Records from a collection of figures
------------------------------------------------

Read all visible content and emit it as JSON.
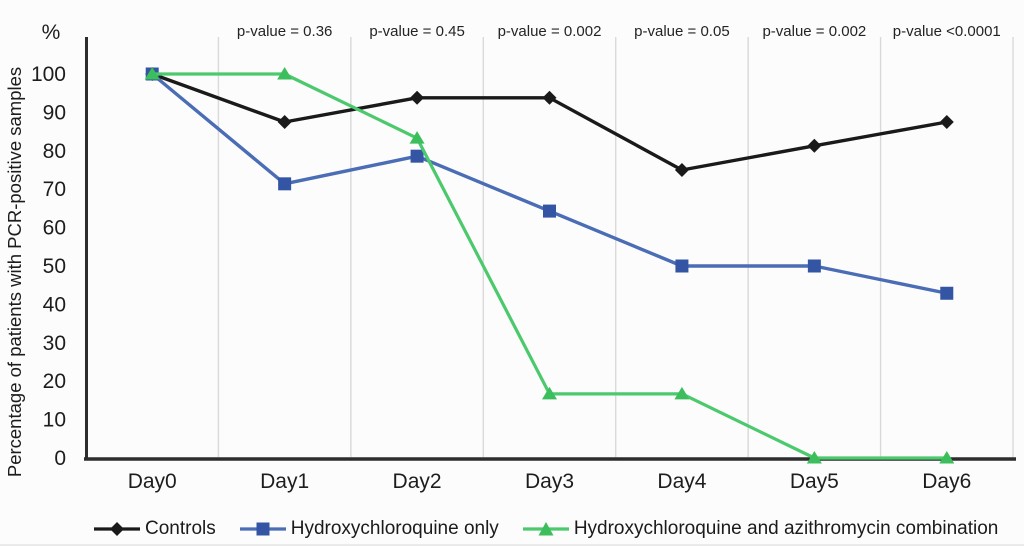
{
  "chart_data": {
    "type": "line",
    "unit_label": "%",
    "ylabel": "Percentage of patients with PCR-positive samples",
    "categories": [
      "Day0",
      "Day1",
      "Day2",
      "Day3",
      "Day4",
      "Day5",
      "Day6"
    ],
    "yticks": [
      0,
      10,
      20,
      30,
      40,
      50,
      60,
      70,
      80,
      90,
      100
    ],
    "ylim": [
      0,
      100
    ],
    "grid": "vertical gridlines between categories",
    "legend_position": "bottom",
    "colors": {
      "axis": "#2d2d2d",
      "gridline": "#d9d9d9",
      "controls": "#1a1a1a",
      "hcq_line": "#4a6db5",
      "hcq_marker": "#3454a4",
      "combo_line": "#4cc96c",
      "combo_marker": "#3cbe5c"
    },
    "pvalues": [
      {
        "category": "Day1",
        "label": "p-value = 0.36"
      },
      {
        "category": "Day2",
        "label": "p-value = 0.45"
      },
      {
        "category": "Day3",
        "label": "p-value = 0.002"
      },
      {
        "category": "Day4",
        "label": "p-value = 0.05"
      },
      {
        "category": "Day5",
        "label": "p-value = 0.002"
      },
      {
        "category": "Day6",
        "label": "p-value <0.0001"
      }
    ],
    "series": [
      {
        "name": "Controls",
        "marker": "diamond",
        "line_color": "#1a1a1a",
        "marker_color": "#1a1a1a",
        "values": [
          100,
          87.5,
          93.8,
          93.8,
          75,
          81.3,
          87.5
        ]
      },
      {
        "name": "Hydroxychloroquine only",
        "marker": "square",
        "line_color": "#4a6db5",
        "marker_color": "#3454a4",
        "values": [
          100,
          71.4,
          78.6,
          64.3,
          50,
          50,
          42.9
        ]
      },
      {
        "name": "Hydroxychloroquine and azithromycin combination",
        "marker": "triangle",
        "line_color": "#4cc96c",
        "marker_color": "#3cbe5c",
        "values": [
          100,
          100,
          83.3,
          16.7,
          16.7,
          0,
          0
        ]
      }
    ]
  }
}
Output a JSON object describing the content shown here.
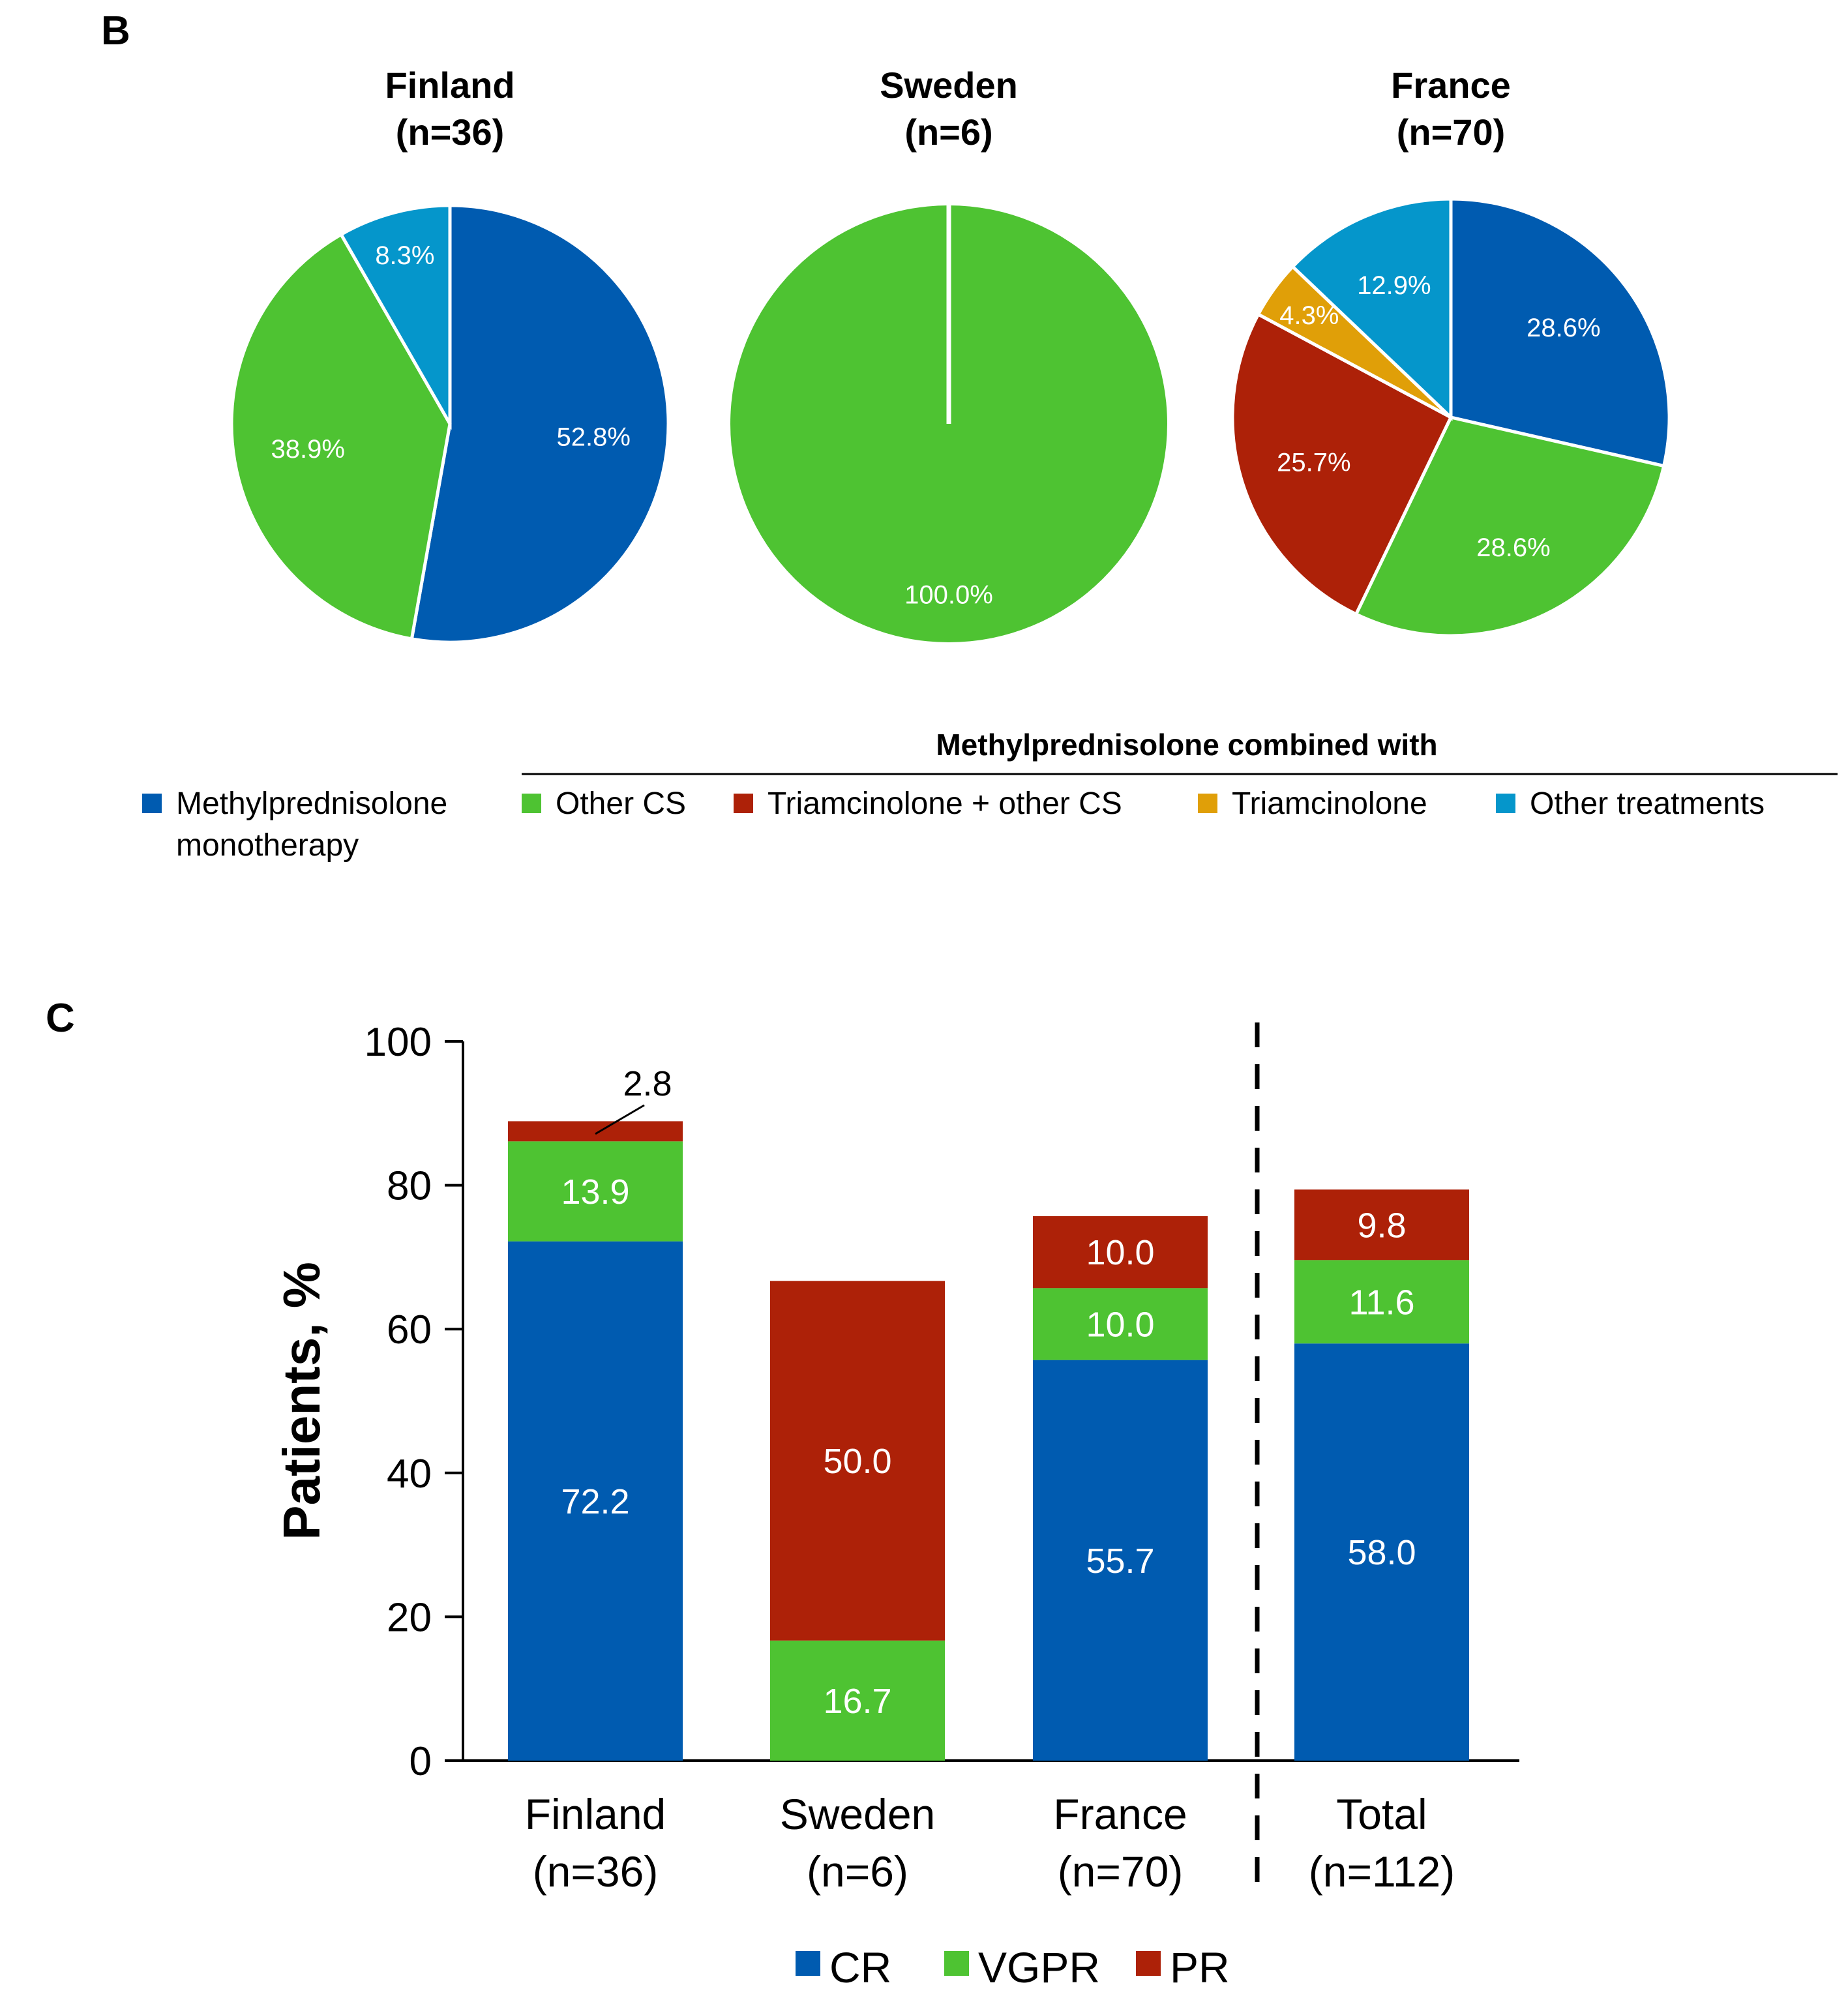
{
  "chart_data": [
    {
      "panel": "B",
      "type": "pie",
      "legend_header": "Methylprednisolone combined with",
      "legend": [
        {
          "key": "mono",
          "label_lines": [
            "Methylprednisolone",
            "monotherapy"
          ],
          "color": "#005bb0"
        },
        {
          "key": "othercs",
          "label_lines": [
            "Other CS"
          ],
          "color": "#4ec332"
        },
        {
          "key": "triother",
          "label_lines": [
            "Triamcinolone  + other CS"
          ],
          "color": "#ad2108"
        },
        {
          "key": "tri",
          "label_lines": [
            "Triamcinolone"
          ],
          "color": "#e09f08"
        },
        {
          "key": "othertx",
          "label_lines": [
            "Other treatments"
          ],
          "color": "#0596cb"
        }
      ],
      "pies": [
        {
          "title": "Finland",
          "subtitle": "(n=36)",
          "slices": [
            {
              "key": "mono",
              "value": 52.8,
              "label": "52.8%"
            },
            {
              "key": "othercs",
              "value": 38.9,
              "label": "38.9%"
            },
            {
              "key": "othertx",
              "value": 8.3,
              "label": "8.3%"
            }
          ]
        },
        {
          "title": "Sweden",
          "subtitle": "(n=6)",
          "slices": [
            {
              "key": "othercs",
              "value": 100.0,
              "label": "100.0%"
            }
          ]
        },
        {
          "title": "France",
          "subtitle": "(n=70)",
          "slices": [
            {
              "key": "mono",
              "value": 28.6,
              "label": "28.6%"
            },
            {
              "key": "othercs",
              "value": 28.6,
              "label": "28.6%"
            },
            {
              "key": "triother",
              "value": 25.7,
              "label": "25.7%"
            },
            {
              "key": "tri",
              "value": 4.3,
              "label": "4.3%"
            },
            {
              "key": "othertx",
              "value": 12.9,
              "label": "12.9%"
            }
          ]
        }
      ]
    },
    {
      "panel": "C",
      "type": "bar",
      "stacked": true,
      "ylabel": "Patients, %",
      "ylim": [
        0,
        100
      ],
      "yticks": [
        0,
        20,
        40,
        60,
        80,
        100
      ],
      "categories": [
        {
          "name": "Finland",
          "sub": "(n=36)"
        },
        {
          "name": "Sweden",
          "sub": "(n=6)"
        },
        {
          "name": "France",
          "sub": "(n=70)"
        },
        {
          "name": "Total",
          "sub": "(n=112)"
        }
      ],
      "series": [
        {
          "name": "CR",
          "color": "#005bb0",
          "values": [
            72.2,
            0,
            55.7,
            58.0
          ],
          "labels": [
            "72.2",
            "",
            "55.7",
            "58.0"
          ]
        },
        {
          "name": "VGPR",
          "color": "#4ec332",
          "values": [
            13.9,
            16.7,
            10.0,
            11.6
          ],
          "labels": [
            "13.9",
            "16.7",
            "10.0",
            "11.6"
          ]
        },
        {
          "name": "PR",
          "color": "#ad2108",
          "values": [
            2.8,
            50.0,
            10.0,
            9.8
          ],
          "labels": [
            "2.8",
            "50.0",
            "10.0",
            "9.8"
          ]
        }
      ],
      "separator": "dashed line before Total"
    }
  ]
}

------------------------------------------------

DESCRIPTION OF THE TASK » Restate the entries verbatim, without pictures.

TASK RESPONSE »
Read all visible content and emit it as JSON.
{
  "chart_data": {
    "type": "line",
    "unit_label": "%",
    "ylabel": "Percentage of patients with PCR-positive samples",
    "categories": [
      "Day0",
      "Day1",
      "Day2",
      "Day3",
      "Day4",
      "Day5",
      "Day6"
    ],
    "yticks": [
      0,
      10,
      20,
      30,
      40,
      50,
      60,
      70,
      80,
      90,
      100
    ],
    "ylim": [
      0,
      100
    ],
    "grid": "vertical gridlines between categories",
    "legend_position": "bottom",
    "colors": {
      "axis": "#2d2d2d",
      "gridline": "#d9d9d9",
      "controls": "#1a1a1a",
      "hcq_line": "#4a6db5",
      "hcq_marker": "#3454a4",
      "combo_line": "#4cc96c",
      "combo_marker": "#3cbe5c"
    },
    "pvalues": [
      {
        "category": "Day1",
        "label": "p-value = 0.36"
      },
      {
        "category": "Day2",
        "label": "p-value = 0.45"
      },
      {
        "category": "Day3",
        "label": "p-value = 0.002"
      },
      {
        "category": "Day4",
        "label": "p-value = 0.05"
      },
      {
        "category": "Day5",
        "label": "p-value = 0.002"
      },
      {
        "category": "Day6",
        "label": "p-value <0.0001"
      }
    ],
    "series": [
      {
        "name": "Controls",
        "marker": "diamond",
        "line_color": "#1a1a1a",
        "marker_color": "#1a1a1a",
        "values": [
          100,
          87.5,
          93.8,
          93.8,
          75,
          81.3,
          87.5
        ]
      },
      {
        "name": "Hydroxychloroquine only",
        "marker": "square",
        "line_color": "#4a6db5",
        "marker_color": "#3454a4",
        "values": [
          100,
          71.4,
          78.6,
          64.3,
          50,
          50,
          42.9
        ]
      },
      {
        "name": "Hydroxychloroquine and azithromycin combination",
        "marker": "triangle",
        "line_color": "#4cc96c",
        "marker_color": "#3cbe5c",
        "values": [
          100,
          100,
          83.3,
          16.7,
          16.7,
          0,
          0
        ]
      }
    ]
  }
}
Output a JSON object describing the content shown here.
{
  "chart_data": [
    {
      "panel": "B",
      "type": "pie",
      "legend_header": "Methylprednisolone combined with",
      "legend": [
        {
          "key": "mono",
          "label_lines": [
            "Methylprednisolone",
            "monotherapy"
          ],
          "color": "#005bb0"
        },
        {
          "key": "othercs",
          "label_lines": [
            "Other CS"
          ],
          "color": "#4ec332"
        },
        {
          "key": "triother",
          "label_lines": [
            "Triamcinolone  + other CS"
          ],
          "color": "#ad2108"
        },
        {
          "key": "tri",
          "label_lines": [
            "Triamcinolone"
          ],
          "color": "#e09f08"
        },
        {
          "key": "othertx",
          "label_lines": [
            "Other treatments"
          ],
          "color": "#0596cb"
        }
      ],
      "pies": [
        {
          "title": "Finland",
          "subtitle": "(n=36)",
          "slices": [
            {
              "key": "mono",
              "value": 52.8,
              "label": "52.8%"
            },
            {
              "key": "othercs",
              "value": 38.9,
              "label": "38.9%"
            },
            {
              "key": "othertx",
              "value": 8.3,
              "label": "8.3%"
            }
          ]
        },
        {
          "title": "Sweden",
          "subtitle": "(n=6)",
          "slices": [
            {
              "key": "othercs",
              "value": 100.0,
              "label": "100.0%"
            }
          ]
        },
        {
          "title": "France",
          "subtitle": "(n=70)",
          "slices": [
            {
              "key": "mono",
              "value": 28.6,
              "label": "28.6%"
            },
            {
              "key": "othercs",
              "value": 28.6,
              "label": "28.6%"
            },
            {
              "key": "triother",
              "value": 25.7,
              "label": "25.7%"
            },
            {
              "key": "tri",
              "value": 4.3,
              "label": "4.3%"
            },
            {
              "key": "othertx",
              "value": 12.9,
              "label": "12.9%"
            }
          ]
        }
      ]
    },
    {
      "panel": "C",
      "type": "bar",
      "stacked": true,
      "ylabel": "Patients, %",
      "ylim": [
        0,
        100
      ],
      "yticks": [
        0,
        20,
        40,
        60,
        80,
        100
      ],
      "categories": [
        {
          "name": "Finland",
          "sub": "(n=36)"
        },
        {
          "name": "Sweden",
          "sub": "(n=6)"
        },
        {
          "name": "France",
          "sub": "(n=70)"
        },
        {
          "name": "Total",
          "sub": "(n=112)"
        }
      ],
      "series": [
        {
          "name": "CR",
          "color": "#005bb0",
          "values": [
            72.2,
            0,
            55.7,
            58.0
          ],
          "labels": [
            "72.2",
            "",
            "55.7",
            "58.0"
          ]
        },
        {
          "name": "VGPR",
          "color": "#4ec332",
          "values": [
            13.9,
            16.7,
            10.0,
            11.6
          ],
          "labels": [
            "13.9",
            "16.7",
            "10.0",
            "11.6"
          ]
        },
        {
          "name": "PR",
          "color": "#ad2108",
          "values": [
            2.8,
            50.0,
            10.0,
            9.8
          ],
          "labels": [
            "2.8",
            "50.0",
            "10.0",
            "9.8"
          ]
        }
      ],
      "separator": "dashed line before Total"
    }
  ]
}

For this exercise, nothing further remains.